• [The request]: Here are some records; copy every line that holds the word "about".

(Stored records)
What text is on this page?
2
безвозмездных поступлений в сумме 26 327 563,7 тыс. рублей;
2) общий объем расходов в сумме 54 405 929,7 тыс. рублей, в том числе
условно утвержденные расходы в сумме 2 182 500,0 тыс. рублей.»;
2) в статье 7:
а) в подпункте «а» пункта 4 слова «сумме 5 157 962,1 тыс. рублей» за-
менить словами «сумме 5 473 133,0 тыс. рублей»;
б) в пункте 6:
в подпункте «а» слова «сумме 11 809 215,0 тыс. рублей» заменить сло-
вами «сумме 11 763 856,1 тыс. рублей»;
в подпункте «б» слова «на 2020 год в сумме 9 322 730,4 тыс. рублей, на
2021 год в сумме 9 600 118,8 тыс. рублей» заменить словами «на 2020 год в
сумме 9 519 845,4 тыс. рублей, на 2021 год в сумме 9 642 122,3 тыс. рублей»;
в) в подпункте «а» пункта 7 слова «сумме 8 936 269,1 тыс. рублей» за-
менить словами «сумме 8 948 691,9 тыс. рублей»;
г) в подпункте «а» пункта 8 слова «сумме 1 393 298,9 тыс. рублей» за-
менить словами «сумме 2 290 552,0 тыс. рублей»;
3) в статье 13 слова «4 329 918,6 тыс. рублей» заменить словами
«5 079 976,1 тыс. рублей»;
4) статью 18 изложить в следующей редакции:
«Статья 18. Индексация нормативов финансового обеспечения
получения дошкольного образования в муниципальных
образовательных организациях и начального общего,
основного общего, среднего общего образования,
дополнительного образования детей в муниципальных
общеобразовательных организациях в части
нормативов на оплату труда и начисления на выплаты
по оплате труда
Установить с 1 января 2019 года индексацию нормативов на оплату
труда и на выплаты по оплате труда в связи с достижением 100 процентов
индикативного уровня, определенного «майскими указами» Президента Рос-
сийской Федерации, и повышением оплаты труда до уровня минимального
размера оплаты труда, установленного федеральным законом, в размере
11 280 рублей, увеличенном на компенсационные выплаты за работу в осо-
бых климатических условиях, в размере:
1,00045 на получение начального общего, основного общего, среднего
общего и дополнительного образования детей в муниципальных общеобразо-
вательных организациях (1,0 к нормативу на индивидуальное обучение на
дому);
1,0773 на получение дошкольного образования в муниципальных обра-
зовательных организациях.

* * *

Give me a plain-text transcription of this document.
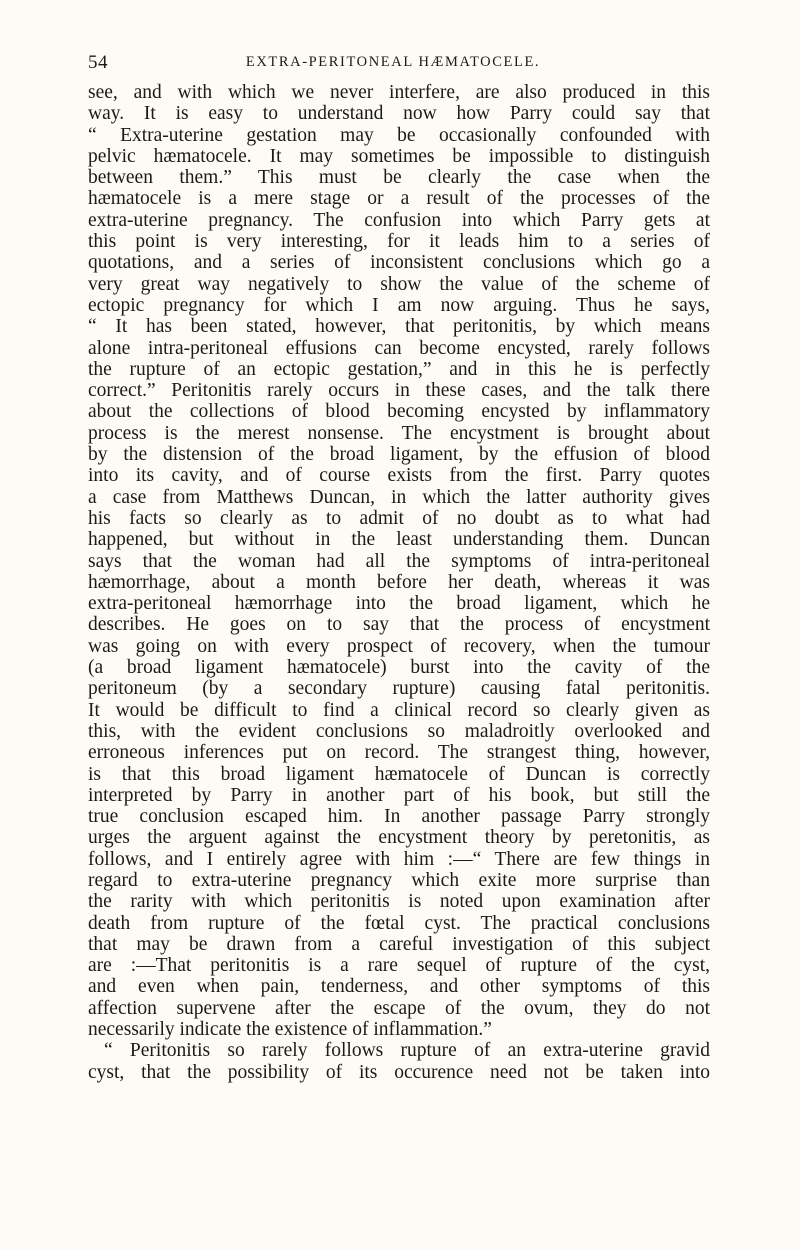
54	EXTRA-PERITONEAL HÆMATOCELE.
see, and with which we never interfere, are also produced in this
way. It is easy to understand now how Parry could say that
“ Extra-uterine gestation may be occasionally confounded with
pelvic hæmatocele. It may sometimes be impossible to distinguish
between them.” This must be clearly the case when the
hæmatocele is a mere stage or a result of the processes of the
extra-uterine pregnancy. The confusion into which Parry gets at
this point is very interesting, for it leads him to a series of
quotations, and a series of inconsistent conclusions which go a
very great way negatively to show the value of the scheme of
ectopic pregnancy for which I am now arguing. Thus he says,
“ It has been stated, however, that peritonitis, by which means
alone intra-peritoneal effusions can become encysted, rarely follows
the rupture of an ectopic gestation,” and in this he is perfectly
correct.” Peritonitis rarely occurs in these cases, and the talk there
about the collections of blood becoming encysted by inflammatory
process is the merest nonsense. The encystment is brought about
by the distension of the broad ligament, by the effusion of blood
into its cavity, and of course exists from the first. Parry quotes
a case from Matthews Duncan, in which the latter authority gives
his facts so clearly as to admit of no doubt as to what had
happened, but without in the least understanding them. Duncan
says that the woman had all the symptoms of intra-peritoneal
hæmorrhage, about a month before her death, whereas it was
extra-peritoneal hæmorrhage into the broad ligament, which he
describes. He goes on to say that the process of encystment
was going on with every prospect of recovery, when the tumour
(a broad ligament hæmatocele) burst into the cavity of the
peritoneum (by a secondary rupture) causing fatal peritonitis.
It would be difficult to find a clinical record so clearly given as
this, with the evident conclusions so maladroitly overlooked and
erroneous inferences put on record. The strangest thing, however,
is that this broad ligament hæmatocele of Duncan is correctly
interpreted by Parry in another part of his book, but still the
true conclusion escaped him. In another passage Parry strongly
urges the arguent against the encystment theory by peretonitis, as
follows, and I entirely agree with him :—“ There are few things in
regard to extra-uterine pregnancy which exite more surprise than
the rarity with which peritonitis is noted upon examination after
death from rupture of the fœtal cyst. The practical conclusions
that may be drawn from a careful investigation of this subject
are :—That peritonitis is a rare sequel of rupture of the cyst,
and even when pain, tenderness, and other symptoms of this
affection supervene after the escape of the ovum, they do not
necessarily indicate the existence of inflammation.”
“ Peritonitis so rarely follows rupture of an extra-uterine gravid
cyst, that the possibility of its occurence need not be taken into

• [Task answer]:
about the collections of blood becoming encysted by inflammatory
process is the merest nonsense. The encystment is brought about
hæmorrhage, about a month before her death, whereas it was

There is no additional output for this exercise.